Render as a numbered list the lines of the records that begin at the line containing "- indentation[interactable]: Spaces: 4: [338, 401, 370, 414]" and stop after the line containing "- table-row[interactable]: 22", leaving out blank lines.

Saved data entries
— Start —

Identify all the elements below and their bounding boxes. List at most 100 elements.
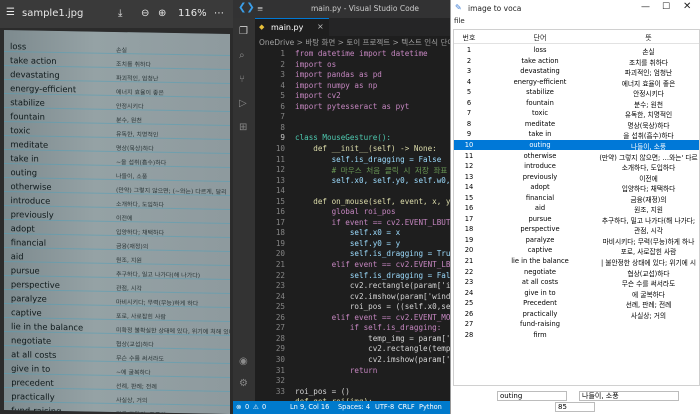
- indentation[interactable]: Spaces: 4: [338, 401, 370, 414]
- code-line[interactable]: self.y0 = y: [295, 239, 400, 248]
- table-row[interactable]: 3 devastating 파괴적인; 엄청난: [454, 66, 699, 77]
- warning-count[interactable]: 0: [262, 401, 266, 414]
- code-line[interactable]: def on_mouse(self, event, x, y,: [295, 197, 450, 206]
- table-row[interactable]: 5 stabilize 안정시키다: [454, 87, 699, 98]
- code-line[interactable]: return: [295, 366, 377, 375]
- table-row[interactable]: 22 negotiate 협상(교섭)하다: [454, 267, 699, 278]
- code-line[interactable]: cv2.imshow(param['wi: [295, 355, 450, 364]
- table-row[interactable]: 7 toxic 유독한, 치명적인: [454, 108, 699, 119]
- minimize-icon[interactable]: —: [641, 2, 650, 12]
- table-row[interactable]: 26 practically 사실상; 거의: [454, 309, 699, 320]
- code-line[interactable]: class MouseGesture():: [295, 133, 391, 142]
- row-word: financial: [525, 193, 555, 202]
- settings-gear-icon[interactable]: ⚙: [239, 378, 248, 389]
- table-row[interactable]: 8 meditate 명상(묵상)하다: [454, 119, 699, 130]
- code-line[interactable]: # 마우스 처음 클릭 시 저장 좌표: [295, 165, 448, 176]
- table-row[interactable]: 25 Precedent 선례, 판례; 전례: [454, 298, 699, 309]
- line-ending[interactable]: CRLF: [398, 401, 415, 414]
- table-row[interactable]: 13 previously 이전에: [454, 172, 699, 183]
- search-icon[interactable]: ⌕: [239, 50, 245, 61]
- code-line[interactable]: temp_img = param['im: [295, 334, 450, 343]
- table-row[interactable]: 19 paralyze 마비시키다; 무력(무능)하게 하나: [454, 235, 699, 246]
- zoom-out-icon[interactable]: ⊖: [141, 8, 149, 19]
- code-line[interactable]: import numpy as np: [295, 81, 377, 90]
- code-line[interactable]: cv2.imshow(param['window: [295, 292, 450, 301]
- column-header-word[interactable]: 단어: [484, 33, 596, 43]
- breadcrumb[interactable]: OneDrive > 바탕 화면 > 토이 프로젝트 > 텍스트 인식 단어장: [255, 36, 450, 49]
- code-line[interactable]: self.is_dragging = False: [295, 271, 450, 280]
- menu-file[interactable]: file: [451, 17, 700, 28]
- code-line[interactable]: cv2.rectangle(temp_i: [295, 344, 450, 353]
- close-icon[interactable]: ✕: [683, 1, 691, 12]
- hamburger-menu-icon[interactable]: ≡: [257, 4, 263, 13]
- close-tab-icon[interactable]: ×: [317, 22, 324, 31]
- extensions-icon[interactable]: ⊞: [239, 122, 247, 133]
- menu-icon[interactable]: ☰: [6, 7, 15, 18]
- language-mode[interactable]: Python: [419, 401, 442, 414]
- table-row[interactable]: 20 captive 포로, 사로잡힌 사람: [454, 245, 699, 257]
- column-header-meaning[interactable]: 뜻: [596, 33, 699, 43]
- code-line[interactable]: import os: [295, 60, 336, 69]
- table-row[interactable]: 23 at all costs 무슨 수를 써서라도: [454, 277, 699, 288]
- code-line[interactable]: global roi_pos: [295, 207, 396, 216]
- table-row[interactable]: 2 take action 조치를 취하다: [454, 56, 699, 67]
- code-line[interactable]: elif event == cv2.EVENT_MOUS: [295, 313, 450, 322]
- error-icon[interactable]: ⊗: [236, 401, 242, 414]
- image-word: precedent: [11, 377, 54, 388]
- table-row[interactable]: 10 outing 나들이, 소풍: [454, 139, 699, 151]
- run-debug-icon[interactable]: ▷: [239, 98, 247, 109]
- table-row[interactable]: 12 introduce 소개하다, 도입하다: [454, 161, 699, 172]
- meaning-input[interactable]: 나들이, 소풍: [579, 391, 679, 401]
- code-line[interactable]: import cv2: [295, 91, 341, 100]
- table-row[interactable]: 18 perspective 관점, 시각: [454, 224, 699, 235]
- code-line[interactable]: from datetime import datetime: [295, 49, 428, 58]
- more-options-icon[interactable]: ⋯: [214, 8, 224, 19]
- table-row[interactable]: 16 aid 원조, 지원: [454, 203, 699, 214]
- error-count[interactable]: 0: [245, 401, 249, 414]
- code-editor[interactable]: from datetime import datetime import os im…: [295, 49, 450, 401]
- table-row[interactable]: 11 otherwise (만약) 그렇지 않으면; …와는' 다르: [454, 151, 699, 162]
- code-line[interactable]: import pytesseract as pyt: [295, 102, 409, 111]
- table-row[interactable]: 15 financial 금융(재정)의: [454, 193, 699, 204]
- maximize-icon[interactable]: ☐: [662, 2, 670, 12]
- table-row[interactable]: 1 loss 손실: [454, 45, 699, 56]
- code-line[interactable]: if self.is_dragging:: [295, 323, 441, 332]
- warning-icon[interactable]: ⚠: [253, 401, 259, 414]
- encoding[interactable]: UTF-8: [375, 401, 394, 414]
- column-header-number[interactable]: 번호: [454, 33, 484, 43]
- zoom-in-icon[interactable]: ⊕: [158, 8, 166, 19]
- table-row[interactable]: 4 energy-efficient 에너지 효율이 좋은: [454, 77, 699, 88]
- number-input[interactable]: 85: [555, 402, 595, 412]
- row-meaning: 포로, 사로잡힌 사람: [620, 248, 677, 257]
- source-control-icon[interactable]: ⑂: [239, 74, 245, 85]
- table-row[interactable]: 24 give in to 에 굴복하다: [454, 288, 699, 299]
- explorer-icon[interactable]: ❐: [239, 26, 248, 37]
- code-line[interactable]: self.x0, self.y0, self.w0, self.h0: [295, 176, 450, 185]
- table-row[interactable]: 27 fund-raising: [454, 319, 699, 330]
- code-line[interactable]: def __init__(self) -> None:: [295, 144, 436, 153]
- cursor-position[interactable]: Ln 9, Col 16: [290, 401, 329, 414]
- table-row[interactable]: 17 pursue 추구하다, 밀고 나가다(해 나가다;: [454, 214, 699, 225]
- table-row[interactable]: 6 fountain 분수; 원천: [454, 98, 699, 109]
- word-input[interactable]: outing: [497, 391, 567, 401]
- code-line[interactable]: roi_pos = (): [295, 387, 350, 396]
- row-number: 5: [466, 88, 472, 97]
- code-line[interactable]: if event == cv2.EVENT_LBUTTO: [295, 218, 450, 227]
- code-line[interactable]: self.x0 = x: [295, 228, 400, 237]
- account-icon[interactable]: ◉: [239, 356, 248, 367]
- vocab-table[interactable]: 번호 단어 뜻 1 loss 손실 2 take action 조치를 취하다 3 devas…: [453, 29, 700, 386]
- code-line[interactable]: import pandas as pd: [295, 70, 382, 79]
- table-row[interactable]: 21 lie in the balance | 불안정한 상태에 있다; 위기에 시: [454, 256, 699, 267]
- tab-main-py[interactable]: ◆ main.py ×: [255, 18, 329, 36]
- table-row[interactable]: 28 firm: [454, 330, 699, 341]
- image-meaning: 마비시키다; 무력(무능)하게 하다: [116, 298, 199, 308]
- code-line[interactable]: roi_pos = ((self.x0,self: [295, 302, 450, 311]
- code-line[interactable]: self.is_dragging = False: [295, 155, 442, 164]
- table-row[interactable]: 9 take in 을 섭취(흡수)하다: [454, 129, 699, 140]
- code-line[interactable]: self.is_dragging = True: [295, 249, 450, 258]
- code-line[interactable]: elif event == cv2.EVENT_LBUT: [295, 260, 450, 269]
- table-row[interactable]: 14 adopt 입양하다; 채택하다: [454, 182, 699, 193]
- image-word: give in to: [11, 363, 51, 374]
- code-line[interactable]: cv2.rectangle(param['ima: [295, 281, 450, 290]
- download-icon[interactable]: ⤓: [118, 8, 122, 19]
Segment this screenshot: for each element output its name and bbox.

— End —

SOLUTION FOR THIS EXERCISE:
1. - indentation[interactable]: Spaces: 4: [338, 401, 370, 414]
2. - code-line[interactable]: self.y0 = y: [295, 239, 400, 248]
3. - table-row[interactable]: 3 devastating 파괴적인; 엄청난: [454, 66, 699, 77]
4. - warning-count[interactable]: 0: [262, 401, 266, 414]
5. - code-line[interactable]: def on_mouse(self, event, x, y,: [295, 197, 450, 206]
6. - table-row[interactable]: 5 stabilize 안정시키다: [454, 87, 699, 98]
7. - code-line[interactable]: return: [295, 366, 377, 375]
8. - table-row[interactable]: 22 negotiate 협상(교섭)하다: [454, 267, 699, 278]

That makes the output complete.